### What you will do
Drop the pictures, then extract the listing word for word.

[Recorded data]
○ ○ ○ ○ ○
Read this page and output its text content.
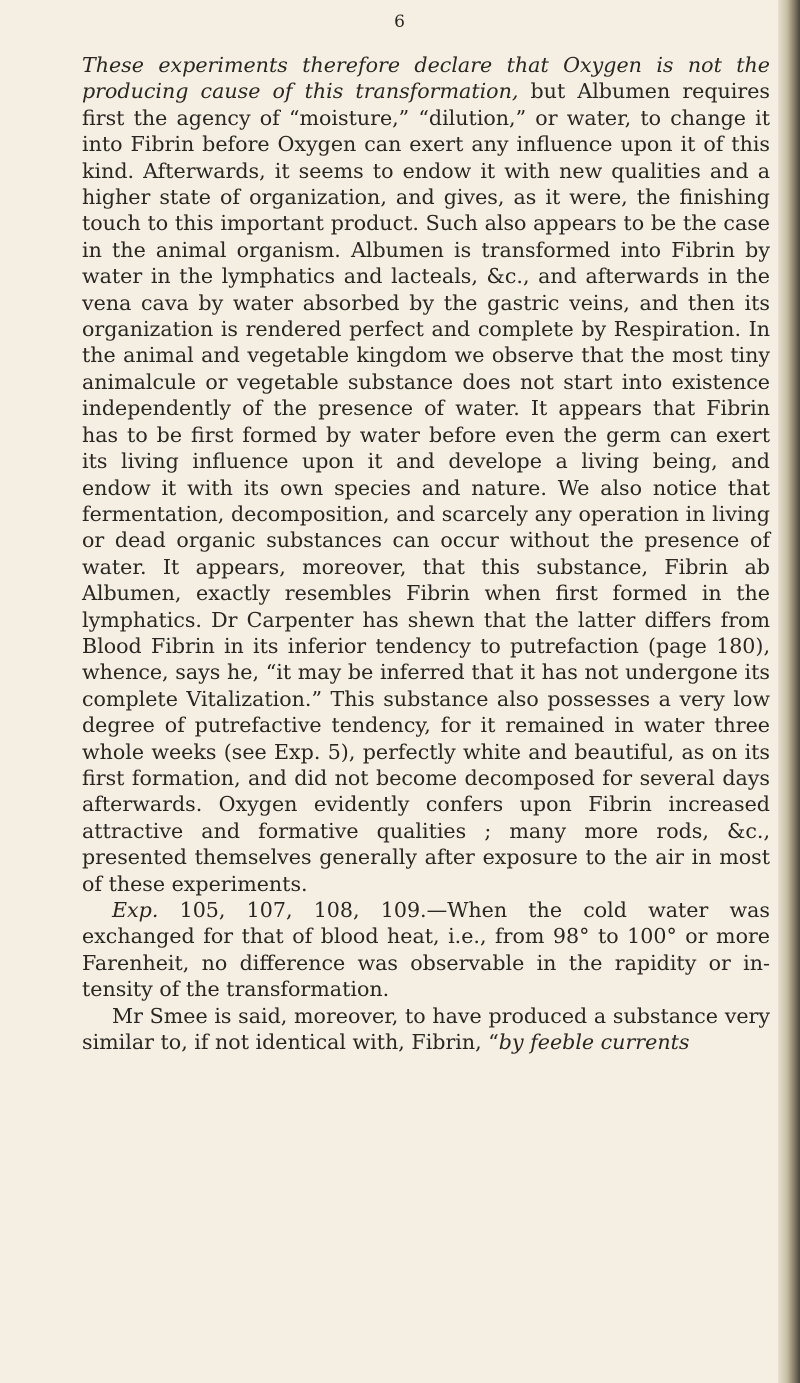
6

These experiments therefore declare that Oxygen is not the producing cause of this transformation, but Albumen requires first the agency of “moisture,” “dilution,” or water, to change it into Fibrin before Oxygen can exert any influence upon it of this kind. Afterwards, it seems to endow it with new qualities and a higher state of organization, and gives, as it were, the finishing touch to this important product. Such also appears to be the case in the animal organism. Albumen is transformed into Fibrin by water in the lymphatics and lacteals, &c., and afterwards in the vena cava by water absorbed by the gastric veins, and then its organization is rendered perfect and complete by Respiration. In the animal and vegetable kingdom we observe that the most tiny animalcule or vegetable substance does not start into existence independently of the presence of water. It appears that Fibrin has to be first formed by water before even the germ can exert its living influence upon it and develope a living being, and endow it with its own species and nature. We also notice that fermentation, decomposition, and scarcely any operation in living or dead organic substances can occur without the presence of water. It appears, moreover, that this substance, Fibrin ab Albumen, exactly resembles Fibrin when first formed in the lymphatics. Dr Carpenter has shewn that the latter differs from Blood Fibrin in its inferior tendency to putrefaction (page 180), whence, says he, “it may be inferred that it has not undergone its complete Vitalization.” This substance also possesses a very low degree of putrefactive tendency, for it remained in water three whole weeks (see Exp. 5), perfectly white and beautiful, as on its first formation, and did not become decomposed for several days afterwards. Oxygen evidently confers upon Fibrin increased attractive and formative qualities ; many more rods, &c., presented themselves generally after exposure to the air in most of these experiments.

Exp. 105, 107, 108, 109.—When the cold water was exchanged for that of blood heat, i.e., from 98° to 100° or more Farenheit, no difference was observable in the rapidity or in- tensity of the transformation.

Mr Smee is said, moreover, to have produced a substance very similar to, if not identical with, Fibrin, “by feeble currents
○ ○ ○ ○ ○
### Answer to the exercise
Read this page and output its text content.
6

These experiments therefore declare that Oxygen is not the producing cause of this transformation, but Albumen requires first the agency of “moisture,” “dilution,” or water, to change it into Fibrin before Oxygen can exert any influence upon it of this kind. Afterwards, it seems to endow it with new qualities and a higher state of organization, and gives, as it were, the finishing touch to this important product. Such also appears to be the case in the animal organism. Albumen is transformed into Fibrin by water in the lymphatics and lacteals, &c., and afterwards in the vena cava by water absorbed by the gastric veins, and then its organization is rendered perfect and complete by Respiration. In the animal and vegetable kingdom we observe that the most tiny animalcule or vegetable substance does not start into existence independently of the presence of water. It appears that Fibrin has to be first formed by water before even the germ can exert its living influence upon it and develope a living being, and endow it with its own species and nature. We also notice that fermentation, decomposition, and scarcely any operation in living or dead organic substances can occur without the presence of water. It appears, moreover, that this substance, Fibrin ab Albumen, exactly resembles Fibrin when first formed in the lymphatics. Dr Carpenter has shewn that the latter differs from Blood Fibrin in its inferior tendency to putrefaction (page 180), whence, says he, “it may be inferred that it has not undergone its complete Vitalization.” This substance also possesses a very low degree of putrefactive tendency, for it remained in water three whole weeks (see Exp. 5), perfectly white and beautiful, as on its first formation, and did not become decomposed for several days afterwards. Oxygen evidently confers upon Fibrin increased attractive and formative qualities ; many more rods, &c., presented themselves generally after exposure to the air in most of these experiments.

Exp. 105, 107, 108, 109.—When the cold water was exchanged for that of blood heat, i.e., from 98° to 100° or more Farenheit, no difference was observable in the rapidity or in- tensity of the transformation.

Mr Smee is said, moreover, to have produced a substance very similar to, if not identical with, Fibrin, “by feeble currents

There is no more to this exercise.